--- Start RECORD LIST ---

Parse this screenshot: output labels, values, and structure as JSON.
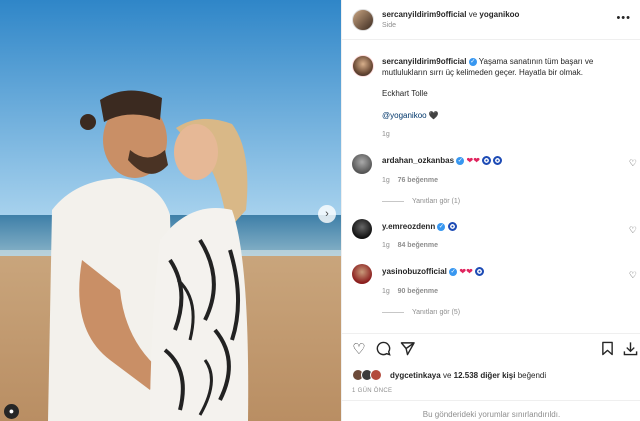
{
  "header": {
    "username": "sercanyildirim9official",
    "connector": "ve",
    "collaborator": "yoganikoo",
    "location": "Side"
  },
  "caption": {
    "username": "sercanyildirim9official",
    "text": "Yaşama sanatının tüm başarı ve mutlulukların sırrı üç kelimeden geçer. Hayatla bir olmak.",
    "author": "Eckhart Tolle",
    "mention": "@yoganikoo",
    "heart": "🖤",
    "time": "1g"
  },
  "comments": [
    {
      "username": "ardahan_ozkanbas",
      "time": "1g",
      "likes": "76 beğenme",
      "replies": "Yanıtları gör (1)"
    },
    {
      "username": "y.emreozdenn",
      "time": "1g",
      "likes": "84 beğenme",
      "replies": ""
    },
    {
      "username": "yasinobuzofficial",
      "time": "1g",
      "likes": "90 beğenme",
      "replies": "Yanıtları gör (5)"
    }
  ],
  "likes": {
    "first_user": "dygcetinkaya",
    "connector": "ve",
    "others": "12.538 diğer kişi",
    "suffix": "beğendi"
  },
  "post_date": "1 GÜN ÖNCE",
  "comments_limited": "Bu gönderideki yorumlar sınırlandırıldı.",
  "icons": {
    "more": "more-horizontal-icon",
    "like": "heart-icon",
    "comment": "comment-icon",
    "share": "paper-plane-icon",
    "save": "bookmark-icon",
    "download": "download-icon",
    "next": "chevron-right-icon"
  },
  "colors": {
    "verified": "#3897f0",
    "link": "#00376b",
    "muted": "#8e8e8e",
    "heart_red": "#e0245e"
  }
}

--- End RECORD LIST ---

[TASK TO COMPLETE]
Print all of the entries word for word. Omit the pictures they contain.

[WRITTEN ANSWER]
Parse this screenshot: output labels, values, and structure as JSON.
{
  "header": {
    "username": "sercanyildirim9official",
    "connector": "ve",
    "collaborator": "yoganikoo",
    "location": "Side"
  },
  "caption": {
    "username": "sercanyildirim9official",
    "text": "Yaşama sanatının tüm başarı ve mutlulukların sırrı üç kelimeden geçer. Hayatla bir olmak.",
    "author": "Eckhart Tolle",
    "mention": "@yoganikoo",
    "heart": "🖤",
    "time": "1g"
  },
  "comments": [
    {
      "username": "ardahan_ozkanbas",
      "time": "1g",
      "likes": "76 beğenme",
      "replies": "Yanıtları gör (1)"
    },
    {
      "username": "y.emreozdenn",
      "time": "1g",
      "likes": "84 beğenme",
      "replies": ""
    },
    {
      "username": "yasinobuzofficial",
      "time": "1g",
      "likes": "90 beğenme",
      "replies": "Yanıtları gör (5)"
    }
  ],
  "likes": {
    "first_user": "dygcetinkaya",
    "connector": "ve",
    "others": "12.538 diğer kişi",
    "suffix": "beğendi"
  },
  "post_date": "1 GÜN ÖNCE",
  "comments_limited": "Bu gönderideki yorumlar sınırlandırıldı.",
  "icons": {
    "more": "more-horizontal-icon",
    "like": "heart-icon",
    "comment": "comment-icon",
    "share": "paper-plane-icon",
    "save": "bookmark-icon",
    "download": "download-icon",
    "next": "chevron-right-icon"
  },
  "colors": {
    "verified": "#3897f0",
    "link": "#00376b",
    "muted": "#8e8e8e",
    "heart_red": "#e0245e"
  }
}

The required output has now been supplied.